Records shown:

# # # # # # #

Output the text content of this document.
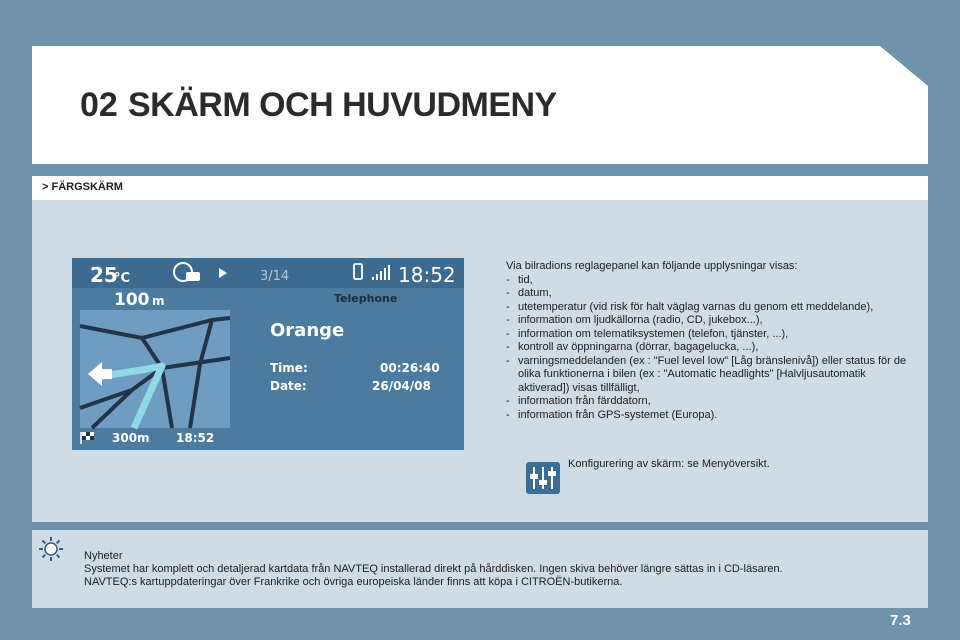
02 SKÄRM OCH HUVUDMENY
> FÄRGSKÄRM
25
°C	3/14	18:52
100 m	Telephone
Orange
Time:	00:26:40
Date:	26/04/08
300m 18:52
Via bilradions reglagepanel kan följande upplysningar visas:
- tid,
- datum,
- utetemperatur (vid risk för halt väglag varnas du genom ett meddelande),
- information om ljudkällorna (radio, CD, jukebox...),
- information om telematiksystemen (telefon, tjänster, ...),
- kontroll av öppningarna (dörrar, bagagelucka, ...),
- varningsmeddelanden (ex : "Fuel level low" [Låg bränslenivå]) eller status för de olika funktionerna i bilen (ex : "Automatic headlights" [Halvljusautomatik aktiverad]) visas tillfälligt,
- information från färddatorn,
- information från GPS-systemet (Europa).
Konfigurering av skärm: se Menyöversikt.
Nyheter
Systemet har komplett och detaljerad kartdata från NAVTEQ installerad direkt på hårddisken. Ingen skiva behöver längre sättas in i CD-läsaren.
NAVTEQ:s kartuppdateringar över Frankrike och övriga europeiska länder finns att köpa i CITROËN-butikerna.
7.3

# # # # # # #

Type out the data above once more, exactly, with no images included.

Output the text content of this document.
02 SKÄRM OCH HUVUDMENY
> FÄRGSKÄRM
25
°C	3/14	18:52
100 m	Telephone
Orange
Time:	00:26:40
Date:	26/04/08
300m 18:52
Via bilradions reglagepanel kan följande upplysningar visas:
- tid,
- datum,
- utetemperatur (vid risk för halt väglag varnas du genom ett meddelande),
- information om ljudkällorna (radio, CD, jukebox...),
- information om telematiksystemen (telefon, tjänster, ...),
- kontroll av öppningarna (dörrar, bagagelucka, ...),
- varningsmeddelanden (ex : "Fuel level low" [Låg bränslenivå]) eller status för de olika funktionerna i bilen (ex : "Automatic headlights" [Halvljusautomatik aktiverad]) visas tillfälligt,
- information från färddatorn,
- information från GPS-systemet (Europa).
Konfigurering av skärm: se Menyöversikt.
Nyheter
Systemet har komplett och detaljerad kartdata från NAVTEQ installerad direkt på hårddisken. Ingen skiva behöver längre sättas in i CD-läsaren.
NAVTEQ:s kartuppdateringar över Frankrike och övriga europeiska länder finns att köpa i CITROËN-butikerna.
7.3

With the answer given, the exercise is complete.